> **GOAL**
Scan the entries below. List each line with "Squadrons".

> **DATASET RECORDS**
- - -

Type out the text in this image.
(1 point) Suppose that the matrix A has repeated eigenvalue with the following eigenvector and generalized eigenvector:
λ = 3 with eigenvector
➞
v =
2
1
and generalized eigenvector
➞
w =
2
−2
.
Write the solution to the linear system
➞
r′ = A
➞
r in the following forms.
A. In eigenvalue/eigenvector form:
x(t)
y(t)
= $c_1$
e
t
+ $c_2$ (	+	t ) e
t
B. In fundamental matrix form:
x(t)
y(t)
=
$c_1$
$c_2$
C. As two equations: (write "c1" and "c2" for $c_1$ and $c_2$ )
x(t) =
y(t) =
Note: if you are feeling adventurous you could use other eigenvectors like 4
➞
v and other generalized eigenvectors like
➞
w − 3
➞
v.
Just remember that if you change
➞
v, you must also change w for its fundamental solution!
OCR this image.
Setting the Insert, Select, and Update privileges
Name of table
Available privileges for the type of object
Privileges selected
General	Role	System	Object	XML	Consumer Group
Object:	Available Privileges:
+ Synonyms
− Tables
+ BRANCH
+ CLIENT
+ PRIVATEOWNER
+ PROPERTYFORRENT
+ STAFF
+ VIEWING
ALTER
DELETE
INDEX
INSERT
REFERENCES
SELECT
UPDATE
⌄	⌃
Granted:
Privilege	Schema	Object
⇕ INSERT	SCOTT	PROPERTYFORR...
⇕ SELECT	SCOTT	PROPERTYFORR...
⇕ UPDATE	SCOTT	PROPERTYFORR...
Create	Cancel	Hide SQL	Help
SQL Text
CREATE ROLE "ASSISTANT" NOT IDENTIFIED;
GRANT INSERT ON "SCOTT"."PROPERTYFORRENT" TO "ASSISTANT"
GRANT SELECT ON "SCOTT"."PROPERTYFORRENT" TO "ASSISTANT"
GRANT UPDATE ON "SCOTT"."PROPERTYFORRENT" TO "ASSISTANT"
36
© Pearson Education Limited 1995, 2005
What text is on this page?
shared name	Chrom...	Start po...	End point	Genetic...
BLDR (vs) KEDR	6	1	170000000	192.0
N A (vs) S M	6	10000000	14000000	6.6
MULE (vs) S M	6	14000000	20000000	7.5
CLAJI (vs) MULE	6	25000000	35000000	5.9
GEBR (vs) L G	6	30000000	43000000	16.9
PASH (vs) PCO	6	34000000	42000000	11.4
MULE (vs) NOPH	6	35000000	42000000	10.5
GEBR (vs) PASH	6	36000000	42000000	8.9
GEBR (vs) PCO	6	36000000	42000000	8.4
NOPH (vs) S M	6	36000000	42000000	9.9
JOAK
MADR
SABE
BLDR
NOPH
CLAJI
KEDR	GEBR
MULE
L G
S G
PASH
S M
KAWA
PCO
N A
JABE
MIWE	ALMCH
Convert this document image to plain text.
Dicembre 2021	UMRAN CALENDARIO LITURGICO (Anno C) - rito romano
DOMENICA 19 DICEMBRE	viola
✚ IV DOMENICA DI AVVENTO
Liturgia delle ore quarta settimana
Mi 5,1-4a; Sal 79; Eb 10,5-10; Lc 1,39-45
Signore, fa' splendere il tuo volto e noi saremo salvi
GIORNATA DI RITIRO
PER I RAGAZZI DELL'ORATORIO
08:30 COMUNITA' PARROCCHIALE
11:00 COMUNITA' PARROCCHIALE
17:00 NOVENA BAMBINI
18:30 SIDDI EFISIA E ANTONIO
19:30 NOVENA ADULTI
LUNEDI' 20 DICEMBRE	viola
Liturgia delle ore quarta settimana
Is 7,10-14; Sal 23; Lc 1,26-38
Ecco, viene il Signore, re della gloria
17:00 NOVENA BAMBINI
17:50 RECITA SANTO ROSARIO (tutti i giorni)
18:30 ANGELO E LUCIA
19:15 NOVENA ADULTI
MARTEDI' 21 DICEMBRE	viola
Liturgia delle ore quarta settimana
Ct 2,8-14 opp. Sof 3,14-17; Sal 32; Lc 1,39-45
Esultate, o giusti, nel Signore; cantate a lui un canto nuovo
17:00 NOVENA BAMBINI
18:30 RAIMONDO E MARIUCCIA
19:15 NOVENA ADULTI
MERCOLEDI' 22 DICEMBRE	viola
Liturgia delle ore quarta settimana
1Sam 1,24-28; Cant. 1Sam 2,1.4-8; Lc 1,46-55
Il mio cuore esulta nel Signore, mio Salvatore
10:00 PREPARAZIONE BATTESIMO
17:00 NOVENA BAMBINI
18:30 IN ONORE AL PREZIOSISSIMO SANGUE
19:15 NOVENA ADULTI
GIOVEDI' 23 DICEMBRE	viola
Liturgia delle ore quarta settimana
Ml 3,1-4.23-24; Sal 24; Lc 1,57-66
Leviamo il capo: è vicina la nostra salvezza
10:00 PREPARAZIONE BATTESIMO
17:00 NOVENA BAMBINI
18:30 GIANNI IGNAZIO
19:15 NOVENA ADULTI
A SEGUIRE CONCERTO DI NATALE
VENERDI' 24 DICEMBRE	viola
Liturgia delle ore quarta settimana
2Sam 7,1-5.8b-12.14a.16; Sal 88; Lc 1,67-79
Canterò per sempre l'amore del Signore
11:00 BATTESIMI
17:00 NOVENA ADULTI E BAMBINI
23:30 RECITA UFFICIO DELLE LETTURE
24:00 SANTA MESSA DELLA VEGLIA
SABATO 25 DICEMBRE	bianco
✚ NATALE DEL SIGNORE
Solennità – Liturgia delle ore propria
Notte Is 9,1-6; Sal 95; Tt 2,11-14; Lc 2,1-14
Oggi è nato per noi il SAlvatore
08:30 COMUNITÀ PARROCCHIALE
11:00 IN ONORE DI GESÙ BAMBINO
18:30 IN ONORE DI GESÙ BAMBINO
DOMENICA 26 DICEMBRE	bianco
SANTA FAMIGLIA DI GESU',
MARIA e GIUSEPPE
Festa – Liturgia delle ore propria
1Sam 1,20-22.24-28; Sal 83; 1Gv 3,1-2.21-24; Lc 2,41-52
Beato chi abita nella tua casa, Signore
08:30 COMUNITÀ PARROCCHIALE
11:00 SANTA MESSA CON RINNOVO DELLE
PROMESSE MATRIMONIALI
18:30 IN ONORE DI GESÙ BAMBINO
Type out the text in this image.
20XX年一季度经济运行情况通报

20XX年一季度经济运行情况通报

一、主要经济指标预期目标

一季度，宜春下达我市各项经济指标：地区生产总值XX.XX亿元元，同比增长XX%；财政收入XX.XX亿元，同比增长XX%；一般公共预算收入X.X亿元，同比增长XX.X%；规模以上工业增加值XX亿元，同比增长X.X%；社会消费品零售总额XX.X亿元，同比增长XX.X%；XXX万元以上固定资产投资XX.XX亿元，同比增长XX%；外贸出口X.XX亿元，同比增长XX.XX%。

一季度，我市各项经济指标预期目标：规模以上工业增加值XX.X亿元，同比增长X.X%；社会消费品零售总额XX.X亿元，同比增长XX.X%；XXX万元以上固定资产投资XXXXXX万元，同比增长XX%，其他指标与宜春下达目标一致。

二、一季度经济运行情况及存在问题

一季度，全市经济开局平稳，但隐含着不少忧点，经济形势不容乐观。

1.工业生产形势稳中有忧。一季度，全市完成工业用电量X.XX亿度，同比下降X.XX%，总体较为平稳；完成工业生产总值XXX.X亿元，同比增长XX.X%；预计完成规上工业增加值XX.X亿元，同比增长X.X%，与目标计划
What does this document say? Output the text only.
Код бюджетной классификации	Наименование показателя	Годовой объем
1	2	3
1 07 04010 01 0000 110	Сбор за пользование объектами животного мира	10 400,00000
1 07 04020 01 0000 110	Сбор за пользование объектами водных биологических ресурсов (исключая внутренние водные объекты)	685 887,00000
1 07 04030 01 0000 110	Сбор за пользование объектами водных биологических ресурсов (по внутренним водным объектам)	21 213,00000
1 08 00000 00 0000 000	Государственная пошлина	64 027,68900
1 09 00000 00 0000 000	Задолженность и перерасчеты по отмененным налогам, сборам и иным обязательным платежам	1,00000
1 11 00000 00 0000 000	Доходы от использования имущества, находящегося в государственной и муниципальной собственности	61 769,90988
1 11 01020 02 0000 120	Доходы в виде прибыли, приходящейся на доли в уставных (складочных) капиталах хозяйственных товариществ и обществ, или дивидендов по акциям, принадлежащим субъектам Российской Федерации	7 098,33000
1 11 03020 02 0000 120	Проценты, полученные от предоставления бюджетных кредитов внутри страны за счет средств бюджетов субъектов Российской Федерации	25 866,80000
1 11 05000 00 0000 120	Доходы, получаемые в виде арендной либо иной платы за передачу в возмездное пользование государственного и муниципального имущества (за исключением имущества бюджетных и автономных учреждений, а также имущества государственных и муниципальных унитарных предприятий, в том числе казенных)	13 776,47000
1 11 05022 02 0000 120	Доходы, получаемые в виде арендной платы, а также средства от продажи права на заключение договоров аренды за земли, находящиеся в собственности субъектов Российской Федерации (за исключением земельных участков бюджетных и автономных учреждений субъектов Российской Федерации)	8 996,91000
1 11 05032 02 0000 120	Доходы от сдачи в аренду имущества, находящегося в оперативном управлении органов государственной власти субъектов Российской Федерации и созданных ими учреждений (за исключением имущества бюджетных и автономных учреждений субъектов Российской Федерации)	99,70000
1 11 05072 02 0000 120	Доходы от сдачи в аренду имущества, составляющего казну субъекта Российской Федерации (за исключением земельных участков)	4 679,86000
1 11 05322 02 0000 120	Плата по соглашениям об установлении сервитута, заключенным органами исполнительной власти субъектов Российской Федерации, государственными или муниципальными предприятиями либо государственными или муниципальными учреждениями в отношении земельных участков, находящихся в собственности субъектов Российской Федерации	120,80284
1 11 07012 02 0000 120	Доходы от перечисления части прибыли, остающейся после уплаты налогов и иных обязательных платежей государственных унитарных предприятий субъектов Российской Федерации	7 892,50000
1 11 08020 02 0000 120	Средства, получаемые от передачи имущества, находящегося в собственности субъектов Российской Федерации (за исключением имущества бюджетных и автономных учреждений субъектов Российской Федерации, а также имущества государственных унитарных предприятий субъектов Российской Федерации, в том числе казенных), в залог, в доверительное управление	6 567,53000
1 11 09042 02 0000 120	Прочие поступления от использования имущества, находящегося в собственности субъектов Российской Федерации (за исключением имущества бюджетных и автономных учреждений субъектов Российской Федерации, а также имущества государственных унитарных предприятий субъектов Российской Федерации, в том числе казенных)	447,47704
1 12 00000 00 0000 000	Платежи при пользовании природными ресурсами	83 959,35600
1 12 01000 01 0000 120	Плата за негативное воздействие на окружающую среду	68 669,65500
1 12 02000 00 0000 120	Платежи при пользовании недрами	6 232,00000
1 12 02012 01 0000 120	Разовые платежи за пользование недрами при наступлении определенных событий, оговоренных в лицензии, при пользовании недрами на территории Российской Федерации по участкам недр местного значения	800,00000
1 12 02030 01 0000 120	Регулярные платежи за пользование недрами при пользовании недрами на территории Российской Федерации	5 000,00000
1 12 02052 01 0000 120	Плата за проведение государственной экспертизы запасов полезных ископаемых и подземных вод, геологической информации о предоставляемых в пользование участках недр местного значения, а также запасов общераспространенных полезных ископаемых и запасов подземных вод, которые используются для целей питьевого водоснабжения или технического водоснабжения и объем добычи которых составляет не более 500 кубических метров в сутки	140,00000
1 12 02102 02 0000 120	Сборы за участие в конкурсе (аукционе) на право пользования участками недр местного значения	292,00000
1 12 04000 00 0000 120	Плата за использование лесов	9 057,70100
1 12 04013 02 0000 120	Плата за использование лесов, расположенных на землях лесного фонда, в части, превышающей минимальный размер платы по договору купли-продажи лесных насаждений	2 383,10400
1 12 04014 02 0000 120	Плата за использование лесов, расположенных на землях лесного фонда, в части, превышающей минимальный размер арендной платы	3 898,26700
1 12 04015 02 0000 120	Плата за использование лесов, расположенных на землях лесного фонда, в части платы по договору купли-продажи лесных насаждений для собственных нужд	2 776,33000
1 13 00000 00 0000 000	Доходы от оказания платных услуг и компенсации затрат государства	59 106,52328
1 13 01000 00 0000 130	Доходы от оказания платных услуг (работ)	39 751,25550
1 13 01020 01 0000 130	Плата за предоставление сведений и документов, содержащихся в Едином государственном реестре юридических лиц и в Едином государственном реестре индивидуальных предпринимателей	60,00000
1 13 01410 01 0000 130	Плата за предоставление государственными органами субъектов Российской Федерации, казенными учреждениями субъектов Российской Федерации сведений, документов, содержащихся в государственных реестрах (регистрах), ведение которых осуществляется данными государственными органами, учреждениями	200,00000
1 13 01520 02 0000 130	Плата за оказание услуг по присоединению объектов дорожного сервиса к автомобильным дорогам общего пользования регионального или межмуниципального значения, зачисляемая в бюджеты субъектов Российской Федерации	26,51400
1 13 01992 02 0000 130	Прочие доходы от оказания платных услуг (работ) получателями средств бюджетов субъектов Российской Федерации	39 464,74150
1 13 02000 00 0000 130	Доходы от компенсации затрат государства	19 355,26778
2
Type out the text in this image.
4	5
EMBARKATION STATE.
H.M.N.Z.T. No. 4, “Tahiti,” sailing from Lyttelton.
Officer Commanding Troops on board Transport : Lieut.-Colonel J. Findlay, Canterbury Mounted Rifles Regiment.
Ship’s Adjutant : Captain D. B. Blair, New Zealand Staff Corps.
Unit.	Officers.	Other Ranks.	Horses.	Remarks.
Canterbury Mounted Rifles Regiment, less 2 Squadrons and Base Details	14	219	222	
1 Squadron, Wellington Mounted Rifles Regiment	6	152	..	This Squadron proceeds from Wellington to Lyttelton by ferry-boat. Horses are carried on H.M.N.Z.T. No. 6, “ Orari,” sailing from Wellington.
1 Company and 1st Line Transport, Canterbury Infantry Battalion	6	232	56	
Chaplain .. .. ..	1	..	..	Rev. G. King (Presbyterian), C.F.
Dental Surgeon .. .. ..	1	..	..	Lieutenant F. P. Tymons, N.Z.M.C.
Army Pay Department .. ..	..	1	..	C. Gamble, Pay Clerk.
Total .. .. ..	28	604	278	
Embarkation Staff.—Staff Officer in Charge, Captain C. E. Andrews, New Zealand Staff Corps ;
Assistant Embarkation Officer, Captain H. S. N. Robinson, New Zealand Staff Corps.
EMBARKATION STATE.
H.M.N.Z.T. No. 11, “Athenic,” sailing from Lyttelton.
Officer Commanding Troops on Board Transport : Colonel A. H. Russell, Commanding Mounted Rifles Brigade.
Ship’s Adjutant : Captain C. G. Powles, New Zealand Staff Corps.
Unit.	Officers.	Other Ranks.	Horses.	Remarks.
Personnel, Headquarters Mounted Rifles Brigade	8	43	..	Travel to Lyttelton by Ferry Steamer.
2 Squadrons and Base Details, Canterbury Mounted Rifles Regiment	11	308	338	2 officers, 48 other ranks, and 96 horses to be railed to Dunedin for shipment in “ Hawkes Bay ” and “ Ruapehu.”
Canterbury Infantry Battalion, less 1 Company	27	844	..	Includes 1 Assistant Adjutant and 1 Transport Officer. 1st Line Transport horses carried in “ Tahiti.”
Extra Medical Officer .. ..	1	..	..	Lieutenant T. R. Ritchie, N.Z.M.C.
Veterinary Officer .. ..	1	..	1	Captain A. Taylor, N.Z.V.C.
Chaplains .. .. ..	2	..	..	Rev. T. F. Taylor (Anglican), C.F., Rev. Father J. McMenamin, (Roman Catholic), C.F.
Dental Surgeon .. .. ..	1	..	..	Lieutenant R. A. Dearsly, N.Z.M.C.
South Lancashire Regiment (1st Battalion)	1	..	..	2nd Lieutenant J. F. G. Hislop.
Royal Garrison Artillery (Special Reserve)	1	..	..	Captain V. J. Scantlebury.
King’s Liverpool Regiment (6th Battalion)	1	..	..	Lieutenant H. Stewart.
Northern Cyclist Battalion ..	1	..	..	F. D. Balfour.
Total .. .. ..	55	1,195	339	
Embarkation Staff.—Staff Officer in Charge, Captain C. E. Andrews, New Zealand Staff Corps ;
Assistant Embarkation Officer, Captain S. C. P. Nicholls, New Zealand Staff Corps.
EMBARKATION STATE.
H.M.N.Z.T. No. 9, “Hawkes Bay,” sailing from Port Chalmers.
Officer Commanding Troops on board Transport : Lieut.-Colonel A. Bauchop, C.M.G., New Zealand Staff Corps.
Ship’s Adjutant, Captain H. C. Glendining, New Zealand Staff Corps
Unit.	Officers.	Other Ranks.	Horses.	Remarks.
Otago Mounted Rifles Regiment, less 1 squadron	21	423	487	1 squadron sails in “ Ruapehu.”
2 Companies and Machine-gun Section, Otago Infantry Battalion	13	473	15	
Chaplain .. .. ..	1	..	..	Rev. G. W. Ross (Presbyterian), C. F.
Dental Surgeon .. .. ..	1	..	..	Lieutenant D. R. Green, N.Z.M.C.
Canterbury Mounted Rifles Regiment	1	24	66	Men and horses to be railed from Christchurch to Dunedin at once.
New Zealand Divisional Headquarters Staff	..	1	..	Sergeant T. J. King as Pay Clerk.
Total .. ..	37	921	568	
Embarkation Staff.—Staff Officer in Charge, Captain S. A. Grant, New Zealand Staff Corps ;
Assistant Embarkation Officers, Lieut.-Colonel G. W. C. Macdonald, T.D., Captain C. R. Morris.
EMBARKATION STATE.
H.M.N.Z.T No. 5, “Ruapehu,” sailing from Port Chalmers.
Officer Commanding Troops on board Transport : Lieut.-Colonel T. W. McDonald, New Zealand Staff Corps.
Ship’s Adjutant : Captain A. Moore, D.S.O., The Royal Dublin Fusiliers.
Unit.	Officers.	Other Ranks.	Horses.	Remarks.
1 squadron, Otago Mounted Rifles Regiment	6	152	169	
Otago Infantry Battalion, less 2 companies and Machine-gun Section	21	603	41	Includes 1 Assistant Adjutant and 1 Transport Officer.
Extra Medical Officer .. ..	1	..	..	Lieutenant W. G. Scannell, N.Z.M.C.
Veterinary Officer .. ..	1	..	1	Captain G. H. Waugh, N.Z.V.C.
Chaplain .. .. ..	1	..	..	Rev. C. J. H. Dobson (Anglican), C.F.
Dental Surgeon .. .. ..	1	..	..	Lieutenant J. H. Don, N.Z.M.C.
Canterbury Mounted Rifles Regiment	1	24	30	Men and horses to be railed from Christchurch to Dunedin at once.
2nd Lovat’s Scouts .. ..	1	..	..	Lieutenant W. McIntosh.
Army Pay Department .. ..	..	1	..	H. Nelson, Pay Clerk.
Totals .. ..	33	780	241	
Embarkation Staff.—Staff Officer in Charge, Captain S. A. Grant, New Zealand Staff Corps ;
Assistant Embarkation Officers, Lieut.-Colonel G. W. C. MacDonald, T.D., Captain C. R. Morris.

- - -

> **WRITTEN ANSWER**
Canterbury Mounted Rifles Regiment, less 2 Squadrons and Base Details	14	219	222	
2 Squadrons and Base Details, Canterbury Mounted Rifles Regiment	11	308	338	2 officers, 48 other ranks, and 96 horses to be railed to Dunedin for shipment in “ Hawkes Bay ” and “ Ruapehu.”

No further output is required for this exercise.